* start *
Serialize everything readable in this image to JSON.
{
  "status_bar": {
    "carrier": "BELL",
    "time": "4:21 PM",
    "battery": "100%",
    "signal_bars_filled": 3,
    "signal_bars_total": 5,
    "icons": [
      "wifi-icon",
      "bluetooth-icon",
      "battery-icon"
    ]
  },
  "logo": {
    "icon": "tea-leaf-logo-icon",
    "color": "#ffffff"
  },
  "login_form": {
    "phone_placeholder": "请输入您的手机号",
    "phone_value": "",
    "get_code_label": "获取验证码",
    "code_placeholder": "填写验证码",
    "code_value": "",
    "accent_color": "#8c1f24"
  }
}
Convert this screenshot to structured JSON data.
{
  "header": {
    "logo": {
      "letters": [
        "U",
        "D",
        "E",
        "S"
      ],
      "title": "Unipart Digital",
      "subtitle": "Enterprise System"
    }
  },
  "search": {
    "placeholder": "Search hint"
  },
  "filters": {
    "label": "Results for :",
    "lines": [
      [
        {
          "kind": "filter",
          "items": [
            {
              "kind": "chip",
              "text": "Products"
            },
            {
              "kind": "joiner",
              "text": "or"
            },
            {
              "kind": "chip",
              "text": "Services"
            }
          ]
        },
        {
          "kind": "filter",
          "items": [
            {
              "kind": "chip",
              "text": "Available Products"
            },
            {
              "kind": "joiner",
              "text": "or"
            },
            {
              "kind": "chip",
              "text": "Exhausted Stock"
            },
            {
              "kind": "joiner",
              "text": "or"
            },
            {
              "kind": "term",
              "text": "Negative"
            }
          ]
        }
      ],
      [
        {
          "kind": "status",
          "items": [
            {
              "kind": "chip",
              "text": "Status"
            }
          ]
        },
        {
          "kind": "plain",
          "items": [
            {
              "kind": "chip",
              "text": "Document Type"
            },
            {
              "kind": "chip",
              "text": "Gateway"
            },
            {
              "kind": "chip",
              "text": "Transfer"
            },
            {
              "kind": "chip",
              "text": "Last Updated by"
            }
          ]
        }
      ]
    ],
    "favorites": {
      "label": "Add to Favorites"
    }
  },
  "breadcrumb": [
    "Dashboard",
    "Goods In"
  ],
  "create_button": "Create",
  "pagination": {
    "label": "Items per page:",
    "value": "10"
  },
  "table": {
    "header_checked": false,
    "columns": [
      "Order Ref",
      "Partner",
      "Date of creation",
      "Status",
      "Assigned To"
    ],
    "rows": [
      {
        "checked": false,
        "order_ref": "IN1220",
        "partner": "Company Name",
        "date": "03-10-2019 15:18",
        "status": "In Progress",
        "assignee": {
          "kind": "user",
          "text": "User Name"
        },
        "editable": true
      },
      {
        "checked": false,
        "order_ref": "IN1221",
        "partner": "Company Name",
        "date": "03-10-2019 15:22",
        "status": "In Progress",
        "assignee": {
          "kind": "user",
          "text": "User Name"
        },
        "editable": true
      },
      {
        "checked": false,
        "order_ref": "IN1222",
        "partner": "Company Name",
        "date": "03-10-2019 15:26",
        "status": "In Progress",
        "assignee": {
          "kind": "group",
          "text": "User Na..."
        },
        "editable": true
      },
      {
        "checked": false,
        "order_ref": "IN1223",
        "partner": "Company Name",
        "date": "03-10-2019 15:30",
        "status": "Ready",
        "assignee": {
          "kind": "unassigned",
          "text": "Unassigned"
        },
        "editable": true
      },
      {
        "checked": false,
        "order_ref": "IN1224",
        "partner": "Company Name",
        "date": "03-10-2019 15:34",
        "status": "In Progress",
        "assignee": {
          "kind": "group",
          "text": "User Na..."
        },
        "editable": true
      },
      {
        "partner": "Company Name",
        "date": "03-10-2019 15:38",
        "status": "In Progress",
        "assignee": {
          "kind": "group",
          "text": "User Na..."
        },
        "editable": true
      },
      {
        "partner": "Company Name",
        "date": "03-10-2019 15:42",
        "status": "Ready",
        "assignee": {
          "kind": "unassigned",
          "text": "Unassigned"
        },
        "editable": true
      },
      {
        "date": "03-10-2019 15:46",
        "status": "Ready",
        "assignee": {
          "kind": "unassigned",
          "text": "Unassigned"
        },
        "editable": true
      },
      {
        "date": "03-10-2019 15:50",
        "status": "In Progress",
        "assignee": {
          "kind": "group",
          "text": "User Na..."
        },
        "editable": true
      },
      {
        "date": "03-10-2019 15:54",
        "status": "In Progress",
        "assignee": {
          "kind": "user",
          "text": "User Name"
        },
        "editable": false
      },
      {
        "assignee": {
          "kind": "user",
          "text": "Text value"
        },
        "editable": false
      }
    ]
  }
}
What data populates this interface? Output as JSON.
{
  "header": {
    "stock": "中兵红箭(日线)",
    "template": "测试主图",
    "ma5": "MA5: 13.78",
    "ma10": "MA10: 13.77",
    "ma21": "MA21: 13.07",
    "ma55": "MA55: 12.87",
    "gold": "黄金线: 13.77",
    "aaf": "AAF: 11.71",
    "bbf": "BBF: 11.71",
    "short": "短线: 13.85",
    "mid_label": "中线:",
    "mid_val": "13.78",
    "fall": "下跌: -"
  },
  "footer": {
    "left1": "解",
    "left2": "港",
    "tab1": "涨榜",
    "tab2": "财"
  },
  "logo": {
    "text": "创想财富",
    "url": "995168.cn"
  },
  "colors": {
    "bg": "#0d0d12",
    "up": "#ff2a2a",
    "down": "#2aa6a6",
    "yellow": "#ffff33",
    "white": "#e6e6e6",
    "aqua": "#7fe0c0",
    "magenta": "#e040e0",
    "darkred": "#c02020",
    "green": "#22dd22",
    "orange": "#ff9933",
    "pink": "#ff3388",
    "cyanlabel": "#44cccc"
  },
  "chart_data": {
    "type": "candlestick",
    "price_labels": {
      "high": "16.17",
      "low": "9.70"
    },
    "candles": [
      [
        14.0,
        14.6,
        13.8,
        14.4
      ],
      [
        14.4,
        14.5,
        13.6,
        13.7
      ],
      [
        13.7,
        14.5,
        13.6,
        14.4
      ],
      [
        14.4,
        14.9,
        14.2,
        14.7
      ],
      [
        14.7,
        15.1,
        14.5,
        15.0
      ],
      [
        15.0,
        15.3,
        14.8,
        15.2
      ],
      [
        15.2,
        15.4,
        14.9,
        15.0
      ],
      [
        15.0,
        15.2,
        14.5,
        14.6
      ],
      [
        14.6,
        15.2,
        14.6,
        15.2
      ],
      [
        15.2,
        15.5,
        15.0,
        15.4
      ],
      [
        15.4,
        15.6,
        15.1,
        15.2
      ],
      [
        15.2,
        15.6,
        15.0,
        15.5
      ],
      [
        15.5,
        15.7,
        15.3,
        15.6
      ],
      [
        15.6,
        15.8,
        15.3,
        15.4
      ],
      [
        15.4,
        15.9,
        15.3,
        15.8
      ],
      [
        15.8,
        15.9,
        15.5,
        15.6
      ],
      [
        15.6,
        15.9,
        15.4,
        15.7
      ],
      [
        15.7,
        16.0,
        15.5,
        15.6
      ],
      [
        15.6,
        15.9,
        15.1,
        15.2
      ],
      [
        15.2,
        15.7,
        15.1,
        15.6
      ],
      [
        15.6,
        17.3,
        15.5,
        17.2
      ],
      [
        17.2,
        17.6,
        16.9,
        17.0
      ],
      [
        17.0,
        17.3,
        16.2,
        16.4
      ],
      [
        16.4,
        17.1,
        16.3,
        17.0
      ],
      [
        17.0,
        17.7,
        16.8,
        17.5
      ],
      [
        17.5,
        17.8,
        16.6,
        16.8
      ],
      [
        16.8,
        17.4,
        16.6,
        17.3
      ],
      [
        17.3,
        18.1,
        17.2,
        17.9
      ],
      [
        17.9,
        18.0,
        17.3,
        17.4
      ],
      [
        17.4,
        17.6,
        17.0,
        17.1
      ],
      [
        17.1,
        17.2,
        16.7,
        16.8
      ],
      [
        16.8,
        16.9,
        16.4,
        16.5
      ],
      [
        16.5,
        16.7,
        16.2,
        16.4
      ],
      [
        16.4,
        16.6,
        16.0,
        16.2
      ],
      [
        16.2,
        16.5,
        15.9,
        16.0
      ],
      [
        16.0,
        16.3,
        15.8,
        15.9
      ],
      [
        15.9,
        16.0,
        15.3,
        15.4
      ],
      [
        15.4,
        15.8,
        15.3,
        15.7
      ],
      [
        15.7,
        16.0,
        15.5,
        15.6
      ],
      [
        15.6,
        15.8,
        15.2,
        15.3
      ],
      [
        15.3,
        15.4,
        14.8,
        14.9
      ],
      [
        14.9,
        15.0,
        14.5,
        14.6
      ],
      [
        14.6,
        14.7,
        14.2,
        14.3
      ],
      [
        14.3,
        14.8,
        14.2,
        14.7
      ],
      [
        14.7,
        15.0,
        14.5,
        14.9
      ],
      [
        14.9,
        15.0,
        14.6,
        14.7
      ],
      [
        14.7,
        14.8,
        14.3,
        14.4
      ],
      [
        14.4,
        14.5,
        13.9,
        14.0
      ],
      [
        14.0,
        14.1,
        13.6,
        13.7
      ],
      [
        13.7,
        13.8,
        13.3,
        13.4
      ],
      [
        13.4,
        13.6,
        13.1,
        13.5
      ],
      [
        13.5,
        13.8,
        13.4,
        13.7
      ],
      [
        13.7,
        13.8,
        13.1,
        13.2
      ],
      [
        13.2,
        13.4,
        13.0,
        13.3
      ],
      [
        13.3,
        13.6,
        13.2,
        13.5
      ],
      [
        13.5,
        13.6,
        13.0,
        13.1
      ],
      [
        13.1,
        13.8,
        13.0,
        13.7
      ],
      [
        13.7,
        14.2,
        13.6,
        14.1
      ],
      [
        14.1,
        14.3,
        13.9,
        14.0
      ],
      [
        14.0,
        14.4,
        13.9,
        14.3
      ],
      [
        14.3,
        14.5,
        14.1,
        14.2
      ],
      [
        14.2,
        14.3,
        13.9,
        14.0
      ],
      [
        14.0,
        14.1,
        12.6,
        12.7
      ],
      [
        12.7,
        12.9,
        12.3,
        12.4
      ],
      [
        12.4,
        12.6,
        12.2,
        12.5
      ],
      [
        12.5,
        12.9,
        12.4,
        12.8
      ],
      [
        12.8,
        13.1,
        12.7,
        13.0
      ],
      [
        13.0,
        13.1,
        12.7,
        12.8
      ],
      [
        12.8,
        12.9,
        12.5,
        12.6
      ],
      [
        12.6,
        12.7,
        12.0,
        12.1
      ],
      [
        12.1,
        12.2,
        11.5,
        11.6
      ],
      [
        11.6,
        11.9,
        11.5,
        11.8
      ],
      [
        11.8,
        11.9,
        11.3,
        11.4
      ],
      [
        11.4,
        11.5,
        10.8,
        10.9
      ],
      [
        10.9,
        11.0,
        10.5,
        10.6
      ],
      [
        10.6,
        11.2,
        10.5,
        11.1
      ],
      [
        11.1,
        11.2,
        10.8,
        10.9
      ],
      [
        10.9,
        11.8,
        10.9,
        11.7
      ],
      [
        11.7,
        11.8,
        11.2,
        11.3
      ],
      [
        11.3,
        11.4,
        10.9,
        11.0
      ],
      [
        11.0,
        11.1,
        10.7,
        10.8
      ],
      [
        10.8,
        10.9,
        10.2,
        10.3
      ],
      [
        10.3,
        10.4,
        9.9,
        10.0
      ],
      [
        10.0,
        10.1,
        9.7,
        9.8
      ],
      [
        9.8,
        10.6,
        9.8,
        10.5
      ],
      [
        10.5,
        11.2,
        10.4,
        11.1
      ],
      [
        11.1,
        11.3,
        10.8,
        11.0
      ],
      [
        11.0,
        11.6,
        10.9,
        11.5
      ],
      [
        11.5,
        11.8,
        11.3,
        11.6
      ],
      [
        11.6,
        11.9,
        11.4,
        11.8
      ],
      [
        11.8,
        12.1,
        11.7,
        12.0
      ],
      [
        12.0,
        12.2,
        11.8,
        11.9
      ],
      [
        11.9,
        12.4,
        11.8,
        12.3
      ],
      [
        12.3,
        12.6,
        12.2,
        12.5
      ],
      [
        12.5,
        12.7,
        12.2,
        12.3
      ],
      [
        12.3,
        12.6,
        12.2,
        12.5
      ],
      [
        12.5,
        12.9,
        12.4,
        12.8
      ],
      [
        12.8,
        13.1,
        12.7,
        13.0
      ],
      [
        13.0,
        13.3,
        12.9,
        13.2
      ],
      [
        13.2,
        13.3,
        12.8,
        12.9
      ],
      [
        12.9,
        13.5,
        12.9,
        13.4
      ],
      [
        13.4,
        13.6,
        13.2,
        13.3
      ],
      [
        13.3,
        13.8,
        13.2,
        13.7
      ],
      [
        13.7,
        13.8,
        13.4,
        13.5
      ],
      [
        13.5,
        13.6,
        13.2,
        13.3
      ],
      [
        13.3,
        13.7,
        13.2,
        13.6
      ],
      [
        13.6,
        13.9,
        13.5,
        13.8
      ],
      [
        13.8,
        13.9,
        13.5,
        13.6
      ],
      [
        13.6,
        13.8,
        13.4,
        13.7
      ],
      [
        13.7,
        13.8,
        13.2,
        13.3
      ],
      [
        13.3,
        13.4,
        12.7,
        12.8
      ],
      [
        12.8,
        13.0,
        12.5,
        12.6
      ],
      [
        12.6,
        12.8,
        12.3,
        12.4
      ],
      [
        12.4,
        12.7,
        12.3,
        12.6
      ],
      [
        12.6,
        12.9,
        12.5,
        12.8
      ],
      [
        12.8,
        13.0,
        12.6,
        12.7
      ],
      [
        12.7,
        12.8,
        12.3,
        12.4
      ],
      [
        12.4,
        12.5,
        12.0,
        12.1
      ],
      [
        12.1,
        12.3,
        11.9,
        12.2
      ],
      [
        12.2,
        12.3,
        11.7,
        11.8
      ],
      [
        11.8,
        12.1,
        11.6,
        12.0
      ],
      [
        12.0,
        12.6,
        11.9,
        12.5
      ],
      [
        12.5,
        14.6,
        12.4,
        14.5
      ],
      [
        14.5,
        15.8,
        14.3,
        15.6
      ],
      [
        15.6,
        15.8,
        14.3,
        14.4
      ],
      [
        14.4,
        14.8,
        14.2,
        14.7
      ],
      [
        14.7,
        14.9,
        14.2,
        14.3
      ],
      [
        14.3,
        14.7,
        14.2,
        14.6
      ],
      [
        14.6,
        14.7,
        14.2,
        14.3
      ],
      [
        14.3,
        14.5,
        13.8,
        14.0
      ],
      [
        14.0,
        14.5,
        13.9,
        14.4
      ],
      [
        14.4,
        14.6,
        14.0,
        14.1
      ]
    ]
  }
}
* end *
Task brief: Look through the data and gather every line with the string "this" in it.

Exercise response:
Serialize everything readable in this image to JSON.
Convert this screenshot to structured JSON data.
What data populates this interface? Output as JSON.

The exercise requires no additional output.